# [Task brief]
Transcribe the entries that follow, word for word.

Dataset items:
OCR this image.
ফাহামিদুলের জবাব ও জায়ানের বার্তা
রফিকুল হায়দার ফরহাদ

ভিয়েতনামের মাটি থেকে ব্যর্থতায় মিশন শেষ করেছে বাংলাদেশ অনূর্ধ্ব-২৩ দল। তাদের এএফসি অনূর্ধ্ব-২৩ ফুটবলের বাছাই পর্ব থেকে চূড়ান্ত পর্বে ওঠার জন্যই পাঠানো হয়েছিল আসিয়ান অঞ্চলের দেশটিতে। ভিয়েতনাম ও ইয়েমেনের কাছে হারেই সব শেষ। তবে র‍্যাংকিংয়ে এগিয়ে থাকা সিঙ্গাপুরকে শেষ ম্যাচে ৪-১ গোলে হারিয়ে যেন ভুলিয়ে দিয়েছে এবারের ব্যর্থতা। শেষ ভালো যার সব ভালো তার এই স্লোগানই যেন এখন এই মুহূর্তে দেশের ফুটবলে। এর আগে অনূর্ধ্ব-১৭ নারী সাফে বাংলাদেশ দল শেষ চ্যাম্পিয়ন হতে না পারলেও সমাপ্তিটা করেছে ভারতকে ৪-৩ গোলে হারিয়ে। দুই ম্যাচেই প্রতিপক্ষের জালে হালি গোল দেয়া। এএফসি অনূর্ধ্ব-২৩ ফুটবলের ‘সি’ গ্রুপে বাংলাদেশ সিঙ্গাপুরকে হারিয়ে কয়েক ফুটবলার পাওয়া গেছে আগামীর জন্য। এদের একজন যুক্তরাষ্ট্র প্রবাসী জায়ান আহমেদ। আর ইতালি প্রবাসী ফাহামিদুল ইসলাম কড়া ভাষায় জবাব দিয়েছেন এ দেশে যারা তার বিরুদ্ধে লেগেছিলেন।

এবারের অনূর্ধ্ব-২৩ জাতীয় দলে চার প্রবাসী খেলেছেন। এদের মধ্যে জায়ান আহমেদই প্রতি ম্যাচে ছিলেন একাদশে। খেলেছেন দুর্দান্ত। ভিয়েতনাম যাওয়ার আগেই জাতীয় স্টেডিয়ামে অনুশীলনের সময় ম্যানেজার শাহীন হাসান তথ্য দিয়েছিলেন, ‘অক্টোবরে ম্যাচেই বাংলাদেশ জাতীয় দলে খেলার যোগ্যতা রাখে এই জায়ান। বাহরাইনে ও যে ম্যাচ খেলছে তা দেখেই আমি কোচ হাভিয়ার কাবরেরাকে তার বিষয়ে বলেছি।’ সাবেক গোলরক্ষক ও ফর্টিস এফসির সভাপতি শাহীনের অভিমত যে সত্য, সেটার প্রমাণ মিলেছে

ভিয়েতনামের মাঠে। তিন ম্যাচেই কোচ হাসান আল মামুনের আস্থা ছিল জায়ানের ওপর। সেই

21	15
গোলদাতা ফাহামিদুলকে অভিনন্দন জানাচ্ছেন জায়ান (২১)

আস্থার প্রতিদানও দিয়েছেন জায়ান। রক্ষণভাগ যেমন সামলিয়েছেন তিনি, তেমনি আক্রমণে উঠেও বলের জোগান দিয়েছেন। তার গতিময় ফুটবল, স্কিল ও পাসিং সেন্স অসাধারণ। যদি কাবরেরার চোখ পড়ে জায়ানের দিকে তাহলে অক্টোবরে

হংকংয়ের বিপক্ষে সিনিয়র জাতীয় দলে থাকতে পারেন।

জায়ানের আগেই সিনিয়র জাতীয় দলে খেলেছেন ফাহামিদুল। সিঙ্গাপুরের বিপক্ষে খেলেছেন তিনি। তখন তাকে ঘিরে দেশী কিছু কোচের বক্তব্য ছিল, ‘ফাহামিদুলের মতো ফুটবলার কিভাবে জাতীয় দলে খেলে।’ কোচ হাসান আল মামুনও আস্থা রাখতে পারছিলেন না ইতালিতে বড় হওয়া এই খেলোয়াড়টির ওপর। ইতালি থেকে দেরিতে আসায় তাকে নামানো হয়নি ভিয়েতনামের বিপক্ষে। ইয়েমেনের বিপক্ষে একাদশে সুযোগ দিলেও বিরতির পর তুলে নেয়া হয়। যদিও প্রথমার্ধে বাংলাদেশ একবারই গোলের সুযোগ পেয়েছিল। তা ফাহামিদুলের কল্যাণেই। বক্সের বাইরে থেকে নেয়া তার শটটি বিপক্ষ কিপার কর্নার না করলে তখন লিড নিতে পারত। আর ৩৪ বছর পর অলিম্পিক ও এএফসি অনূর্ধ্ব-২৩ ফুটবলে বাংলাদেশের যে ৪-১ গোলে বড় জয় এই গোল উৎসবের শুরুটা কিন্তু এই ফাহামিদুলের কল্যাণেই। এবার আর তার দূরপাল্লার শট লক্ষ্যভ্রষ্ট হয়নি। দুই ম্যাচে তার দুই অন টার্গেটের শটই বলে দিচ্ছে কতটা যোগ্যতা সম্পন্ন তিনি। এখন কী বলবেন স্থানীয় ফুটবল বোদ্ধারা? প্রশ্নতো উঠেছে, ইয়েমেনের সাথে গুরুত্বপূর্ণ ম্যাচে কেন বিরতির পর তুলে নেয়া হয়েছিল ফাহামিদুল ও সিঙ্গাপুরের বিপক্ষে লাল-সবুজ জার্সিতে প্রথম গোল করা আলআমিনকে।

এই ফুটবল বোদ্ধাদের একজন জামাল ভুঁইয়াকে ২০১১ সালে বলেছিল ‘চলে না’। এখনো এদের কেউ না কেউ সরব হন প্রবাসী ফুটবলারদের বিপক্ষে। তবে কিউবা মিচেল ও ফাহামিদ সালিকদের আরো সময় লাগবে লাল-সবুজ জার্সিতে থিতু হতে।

# [Correct result]
OCR this image.
ফাহামিদুলের জবাব ও জায়ানের বার্তা
রফিকুল হায়দার ফরহাদ

ভিয়েতনামের মাটি থেকে ব্যর্থতায় মিশন শেষ করেছে বাংলাদেশ অনূর্ধ্ব-২৩ দল। তাদের এএফসি অনূর্ধ্ব-২৩ ফুটবলের বাছাই পর্ব থেকে চূড়ান্ত পর্বে ওঠার জন্যই পাঠানো হয়েছিল আসিয়ান অঞ্চলের দেশটিতে। ভিয়েতনাম ও ইয়েমেনের কাছে হারেই সব শেষ। তবে র‍্যাংকিংয়ে এগিয়ে থাকা সিঙ্গাপুরকে শেষ ম্যাচে ৪-১ গোলে হারিয়ে যেন ভুলিয়ে দিয়েছে এবারের ব্যর্থতা। শেষ ভালো যার সব ভালো তার এই স্লোগানই যেন এখন এই মুহূর্তে দেশের ফুটবলে। এর আগে অনূর্ধ্ব-১৭ নারী সাফে বাংলাদেশ দল শেষ চ্যাম্পিয়ন হতে না পারলেও সমাপ্তিটা করেছে ভারতকে ৪-৩ গোলে হারিয়ে। দুই ম্যাচেই প্রতিপক্ষের জালে হালি গোল দেয়া। এএফসি অনূর্ধ্ব-২৩ ফুটবলের ‘সি’ গ্রুপে বাংলাদেশ সিঙ্গাপুরকে হারিয়ে কয়েক ফুটবলার পাওয়া গেছে আগামীর জন্য। এদের একজন যুক্তরাষ্ট্র প্রবাসী জায়ান আহমেদ। আর ইতালি প্রবাসী ফাহামিদুল ইসলাম কড়া ভাষায় জবাব দিয়েছেন এ দেশে যারা তার বিরুদ্ধে লেগেছিলেন।

এবারের অনূর্ধ্ব-২৩ জাতীয় দলে চার প্রবাসী খেলেছেন। এদের মধ্যে জায়ান আহমেদই প্রতি ম্যাচে ছিলেন একাদশে। খেলেছেন দুর্দান্ত। ভিয়েতনাম যাওয়ার আগেই জাতীয় স্টেডিয়ামে অনুশীলনের সময় ম্যানেজার শাহীন হাসান তথ্য দিয়েছিলেন, ‘অক্টোবরে ম্যাচেই বাংলাদেশ জাতীয় দলে খেলার যোগ্যতা রাখে এই জায়ান। বাহরাইনে ও যে ম্যাচ খেলছে তা দেখেই আমি কোচ হাভিয়ার কাবরেরাকে তার বিষয়ে বলেছি।’ সাবেক গোলরক্ষক ও ফর্টিস এফসির সভাপতি শাহীনের অভিমত যে সত্য, সেটার প্রমাণ মিলেছে

ভিয়েতনামের মাঠে। তিন ম্যাচেই কোচ হাসান আল মামুনের আস্থা ছিল জায়ানের ওপর। সেই

21	15
গোলদাতা ফাহামিদুলকে অভিনন্দন জানাচ্ছেন জায়ান (২১)

আস্থার প্রতিদানও দিয়েছেন জায়ান। রক্ষণভাগ যেমন সামলিয়েছেন তিনি, তেমনি আক্রমণে উঠেও বলের জোগান দিয়েছেন। তার গতিময় ফুটবল, স্কিল ও পাসিং সেন্স অসাধারণ। যদি কাবরেরার চোখ পড়ে জায়ানের দিকে তাহলে অক্টোবরে

হংকংয়ের বিপক্ষে সিনিয়র জাতীয় দলে থাকতে পারেন।

জায়ানের আগেই সিনিয়র জাতীয় দলে খেলেছেন ফাহামিদুল। সিঙ্গাপুরের বিপক্ষে খেলেছেন তিনি। তখন তাকে ঘিরে দেশী কিছু কোচের বক্তব্য ছিল, ‘ফাহামিদুলের মতো ফুটবলার কিভাবে জাতীয় দলে খেলে।’ কোচ হাসান আল মামুনও আস্থা রাখতে পারছিলেন না ইতালিতে বড় হওয়া এই খেলোয়াড়টির ওপর। ইতালি থেকে দেরিতে আসায় তাকে নামানো হয়নি ভিয়েতনামের বিপক্ষে। ইয়েমেনের বিপক্ষে একাদশে সুযোগ দিলেও বিরতির পর তুলে নেয়া হয়। যদিও প্রথমার্ধে বাংলাদেশ একবারই গোলের সুযোগ পেয়েছিল। তা ফাহামিদুলের কল্যাণেই। বক্সের বাইরে থেকে নেয়া তার শটটি বিপক্ষ কিপার কর্নার না করলে তখন লিড নিতে পারত। আর ৩৪ বছর পর অলিম্পিক ও এএফসি অনূর্ধ্ব-২৩ ফুটবলে বাংলাদেশের যে ৪-১ গোলে বড় জয় এই গোল উৎসবের শুরুটা কিন্তু এই ফাহামিদুলের কল্যাণেই। এবার আর তার দূরপাল্লার শট লক্ষ্যভ্রষ্ট হয়নি। দুই ম্যাচে তার দুই অন টার্গেটের শটই বলে দিচ্ছে কতটা যোগ্যতা সম্পন্ন তিনি। এখন কী বলবেন স্থানীয় ফুটবল বোদ্ধারা? প্রশ্নতো উঠেছে, ইয়েমেনের সাথে গুরুত্বপূর্ণ ম্যাচে কেন বিরতির পর তুলে নেয়া হয়েছিল ফাহামিদুল ও সিঙ্গাপুরের বিপক্ষে লাল-সবুজ জার্সিতে প্রথম গোল করা আলআমিনকে।

এই ফুটবল বোদ্ধাদের একজন জামাল ভুঁইয়াকে ২০১১ সালে বলেছিল ‘চলে না’। এখনো এদের কেউ না কেউ সরব হন প্রবাসী ফুটবলারদের বিপক্ষে। তবে কিউবা মিচেল ও ফাহামিদ সালিকদের আরো সময় লাগবে লাল-সবুজ জার্সিতে থিতু হতে।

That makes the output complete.